▶ TEKS BACAAN
──────────

LEBAK, Baralaknusantara.com – Aktivitas penambangan emas tanpa izin (PETI) di Kecamatan Cilograng, Kabupaten Lebak, Banten, tampaknya belum juga surut. Meski aparat kepolisian sempat melakukan penertiban dan penangkapan beberapa bulan lalu, fakta di lapangan menunjukkan puluhan lubang tambang ilegal masih beroperasi secara masif di wilayah Kampung Cileungsir, Desa Cikamunding.

Ironisnya, dari informasi yang dihimpun tim investigasi Baralak Nusantara, para pelaku PETI di wilayah tersebut diduga dimintai “setoran” atau upeti oleh oknum aparat kepolisian setempat agar aktivitas mereka tetap berjalan aman. Dugaan praktik ini memperkuat asumsi adanya pembiaran sistematis terhadap kegiatan ilegal yang merusak lingkungan dan mencederai hukum.

BACA: Diskusi BEM Nusantara Banten Soroti Konflik dan Regulasi Pertambangan Rakyat di Lebak Selatan

“Seolah tidak ada kapoknya, mereka masih saja melakukan penambangan secara liar dan masif. Parahnya lagi, muncul kabar adanya setoran dari para penambang kepada oknum aparat,” ujar Yudistira, Aktivis Baralak Nusantara, kepada Baralaknusantara.com, Rabu (14/10/2025).

Menurut Yudistira, sekitar 80 persen warga Desa Cikamunding menggantungkan hidup dari aktivitas tambang ilegal. Mereka memiliki lubang emas masing-masing dan sebagian juga memiliki alat pengolahan sendiri—baik yang menggunakan sistem “gulundung” (penggilingan tradisional) maupun perendaman kimia.

“Yang paling dikhawatirkan bukan hanya rusaknya alam, tapi juga limbah berbahaya dari pengolahan emas yang menggunakan merkuri dan sianida. Kalau terus dibiarkan, air tanah dan sungai di sekitar akan tercemar dan membahayakan kesehatan masyarakat,” tegas Yudistira.

BACA: Mafia Tambang Terdesak: Prabowo Cabut IUP di Raja Ampat, Targetkan 1.063 Tambang Ilegal

Aktivis Baralak ini juga mengungkapkan bahwa pihaknya sedang menyiapkan laporan resmi yang akan dilayangkan ke Polda Banten c.q. Ditreskrimsus, dengan tuntutan agar aparat penegak hukum menindak tegas seluruh pelaku dan oknum penerima “setoran” dari aktivitas PETI.

──────────

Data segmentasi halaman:
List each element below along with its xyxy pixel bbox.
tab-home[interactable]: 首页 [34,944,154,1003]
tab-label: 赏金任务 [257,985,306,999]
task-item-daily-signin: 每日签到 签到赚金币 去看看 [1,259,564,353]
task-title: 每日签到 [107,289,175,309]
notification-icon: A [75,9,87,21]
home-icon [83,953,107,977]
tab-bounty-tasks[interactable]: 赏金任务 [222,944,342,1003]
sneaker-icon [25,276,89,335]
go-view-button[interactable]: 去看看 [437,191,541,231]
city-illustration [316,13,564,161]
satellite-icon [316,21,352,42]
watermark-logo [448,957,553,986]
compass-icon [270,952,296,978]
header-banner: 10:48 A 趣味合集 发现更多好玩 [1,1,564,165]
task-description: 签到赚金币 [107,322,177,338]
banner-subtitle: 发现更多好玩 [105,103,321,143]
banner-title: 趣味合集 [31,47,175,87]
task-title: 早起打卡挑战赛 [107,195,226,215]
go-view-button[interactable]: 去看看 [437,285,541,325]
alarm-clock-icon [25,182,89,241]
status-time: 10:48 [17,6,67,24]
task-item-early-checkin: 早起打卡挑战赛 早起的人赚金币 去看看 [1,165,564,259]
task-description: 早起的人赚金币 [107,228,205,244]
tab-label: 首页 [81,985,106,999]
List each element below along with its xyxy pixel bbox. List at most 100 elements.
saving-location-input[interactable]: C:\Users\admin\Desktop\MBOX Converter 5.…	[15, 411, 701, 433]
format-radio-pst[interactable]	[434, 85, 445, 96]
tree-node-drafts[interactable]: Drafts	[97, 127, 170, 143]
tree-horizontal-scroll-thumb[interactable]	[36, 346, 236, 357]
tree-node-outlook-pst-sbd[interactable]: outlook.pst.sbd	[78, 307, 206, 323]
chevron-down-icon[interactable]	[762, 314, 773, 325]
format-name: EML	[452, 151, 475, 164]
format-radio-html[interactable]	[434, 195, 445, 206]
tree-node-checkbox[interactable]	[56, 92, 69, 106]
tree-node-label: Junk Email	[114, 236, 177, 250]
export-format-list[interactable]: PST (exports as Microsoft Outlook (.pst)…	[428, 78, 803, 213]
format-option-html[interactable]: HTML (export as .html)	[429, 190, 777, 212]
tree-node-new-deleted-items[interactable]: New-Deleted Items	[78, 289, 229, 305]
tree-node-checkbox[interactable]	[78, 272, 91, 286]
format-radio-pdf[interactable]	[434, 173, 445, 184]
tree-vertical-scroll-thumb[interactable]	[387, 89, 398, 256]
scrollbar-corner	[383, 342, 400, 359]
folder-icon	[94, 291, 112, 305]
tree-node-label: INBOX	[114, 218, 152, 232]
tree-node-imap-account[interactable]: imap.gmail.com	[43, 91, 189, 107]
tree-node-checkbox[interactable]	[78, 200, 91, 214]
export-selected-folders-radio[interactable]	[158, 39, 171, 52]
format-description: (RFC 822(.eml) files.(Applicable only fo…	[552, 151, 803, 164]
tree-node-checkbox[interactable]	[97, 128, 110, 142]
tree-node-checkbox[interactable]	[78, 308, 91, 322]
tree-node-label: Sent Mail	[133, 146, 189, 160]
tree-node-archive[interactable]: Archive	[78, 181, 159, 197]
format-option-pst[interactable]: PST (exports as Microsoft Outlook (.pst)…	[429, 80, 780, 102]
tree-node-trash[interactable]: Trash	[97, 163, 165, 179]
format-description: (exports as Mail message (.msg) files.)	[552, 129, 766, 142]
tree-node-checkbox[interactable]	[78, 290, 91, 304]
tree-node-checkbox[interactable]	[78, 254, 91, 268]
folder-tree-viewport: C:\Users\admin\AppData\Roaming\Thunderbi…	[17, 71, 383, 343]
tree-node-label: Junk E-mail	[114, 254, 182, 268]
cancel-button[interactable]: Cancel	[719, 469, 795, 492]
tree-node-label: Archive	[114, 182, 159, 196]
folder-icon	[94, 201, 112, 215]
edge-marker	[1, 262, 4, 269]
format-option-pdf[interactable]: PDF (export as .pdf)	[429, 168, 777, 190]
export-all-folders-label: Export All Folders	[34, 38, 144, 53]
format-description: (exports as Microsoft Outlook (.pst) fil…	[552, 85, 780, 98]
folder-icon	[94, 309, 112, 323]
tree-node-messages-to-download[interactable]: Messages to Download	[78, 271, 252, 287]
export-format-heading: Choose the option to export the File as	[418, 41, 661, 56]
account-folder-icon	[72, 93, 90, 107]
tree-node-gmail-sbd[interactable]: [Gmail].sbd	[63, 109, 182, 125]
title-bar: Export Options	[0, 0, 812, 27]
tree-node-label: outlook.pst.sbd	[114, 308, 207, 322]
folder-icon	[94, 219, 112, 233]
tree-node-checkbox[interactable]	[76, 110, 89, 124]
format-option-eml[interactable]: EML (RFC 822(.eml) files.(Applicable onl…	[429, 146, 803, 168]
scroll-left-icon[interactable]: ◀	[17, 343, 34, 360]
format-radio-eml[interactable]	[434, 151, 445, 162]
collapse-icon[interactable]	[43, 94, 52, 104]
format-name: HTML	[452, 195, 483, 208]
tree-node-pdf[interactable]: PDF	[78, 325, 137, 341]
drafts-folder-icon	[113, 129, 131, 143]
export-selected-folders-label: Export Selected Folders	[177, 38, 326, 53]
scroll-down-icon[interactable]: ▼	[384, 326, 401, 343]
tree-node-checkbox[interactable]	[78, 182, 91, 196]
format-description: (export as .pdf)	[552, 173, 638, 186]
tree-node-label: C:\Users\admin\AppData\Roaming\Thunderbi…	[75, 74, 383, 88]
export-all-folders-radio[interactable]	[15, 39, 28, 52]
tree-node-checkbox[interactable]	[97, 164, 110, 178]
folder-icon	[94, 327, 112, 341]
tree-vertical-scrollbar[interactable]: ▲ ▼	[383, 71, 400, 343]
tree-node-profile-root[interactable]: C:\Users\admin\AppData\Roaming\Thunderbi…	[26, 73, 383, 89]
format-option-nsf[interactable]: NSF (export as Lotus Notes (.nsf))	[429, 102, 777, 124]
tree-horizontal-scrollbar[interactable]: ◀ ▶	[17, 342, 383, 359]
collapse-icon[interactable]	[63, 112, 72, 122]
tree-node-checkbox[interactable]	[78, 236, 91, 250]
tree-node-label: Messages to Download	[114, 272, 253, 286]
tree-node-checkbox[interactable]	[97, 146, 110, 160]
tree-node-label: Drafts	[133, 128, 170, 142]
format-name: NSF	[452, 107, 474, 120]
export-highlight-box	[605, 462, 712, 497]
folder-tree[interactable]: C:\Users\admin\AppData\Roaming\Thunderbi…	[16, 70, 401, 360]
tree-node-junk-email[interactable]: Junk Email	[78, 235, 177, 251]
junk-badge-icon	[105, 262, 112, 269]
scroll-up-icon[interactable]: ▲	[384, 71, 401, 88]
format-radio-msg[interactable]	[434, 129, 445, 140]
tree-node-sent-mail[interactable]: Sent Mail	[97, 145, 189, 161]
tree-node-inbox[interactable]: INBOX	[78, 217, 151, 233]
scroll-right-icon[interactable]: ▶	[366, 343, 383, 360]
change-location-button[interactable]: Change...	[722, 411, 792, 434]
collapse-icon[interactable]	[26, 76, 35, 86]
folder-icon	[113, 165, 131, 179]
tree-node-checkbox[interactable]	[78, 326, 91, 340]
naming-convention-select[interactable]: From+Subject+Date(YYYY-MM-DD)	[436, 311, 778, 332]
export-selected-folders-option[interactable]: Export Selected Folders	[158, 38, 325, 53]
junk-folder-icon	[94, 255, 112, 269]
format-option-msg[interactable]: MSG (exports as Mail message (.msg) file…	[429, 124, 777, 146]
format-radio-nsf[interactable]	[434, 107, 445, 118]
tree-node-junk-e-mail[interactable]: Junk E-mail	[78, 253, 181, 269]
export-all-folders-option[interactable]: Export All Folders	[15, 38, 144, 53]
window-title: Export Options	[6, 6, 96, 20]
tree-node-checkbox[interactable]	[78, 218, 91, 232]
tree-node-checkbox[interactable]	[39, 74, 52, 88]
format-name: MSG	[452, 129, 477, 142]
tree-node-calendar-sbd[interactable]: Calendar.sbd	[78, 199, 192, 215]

──────────

▶ TUJUAN TUGAS
Tentukan apakah setiap pernyataan berikut sesuai dengan teks bacaan: (a) aparat kepolisian pernah melakukan penertiban PETI di Cilograng beberapa bulan lalu; (b) sekitar 80 persen warga Desa Cikamunding bergantung pada tambang ilegal; (c) laporan resmi Baralak Nusantara sudah dikirim ke Polda Banten. Jawab ya atau tidak untuk masing-masing, disertai kutipan persis kata-kata teks yang menentukan.

▶ AREA JAWABAN
(a) Ya: "Meski aparat kepolisian sempat melakukan penertiban dan penangkapan beberapa bulan lalu".
(b) Ya: "sekitar 80 persen warga Desa Cikamunding menggantungkan hidup dari aktivitas tambang ilegal".
(c) Tidak: "pihaknya sedang menyiapkan laporan resmi yang akan dilayangkan ke Polda Banten".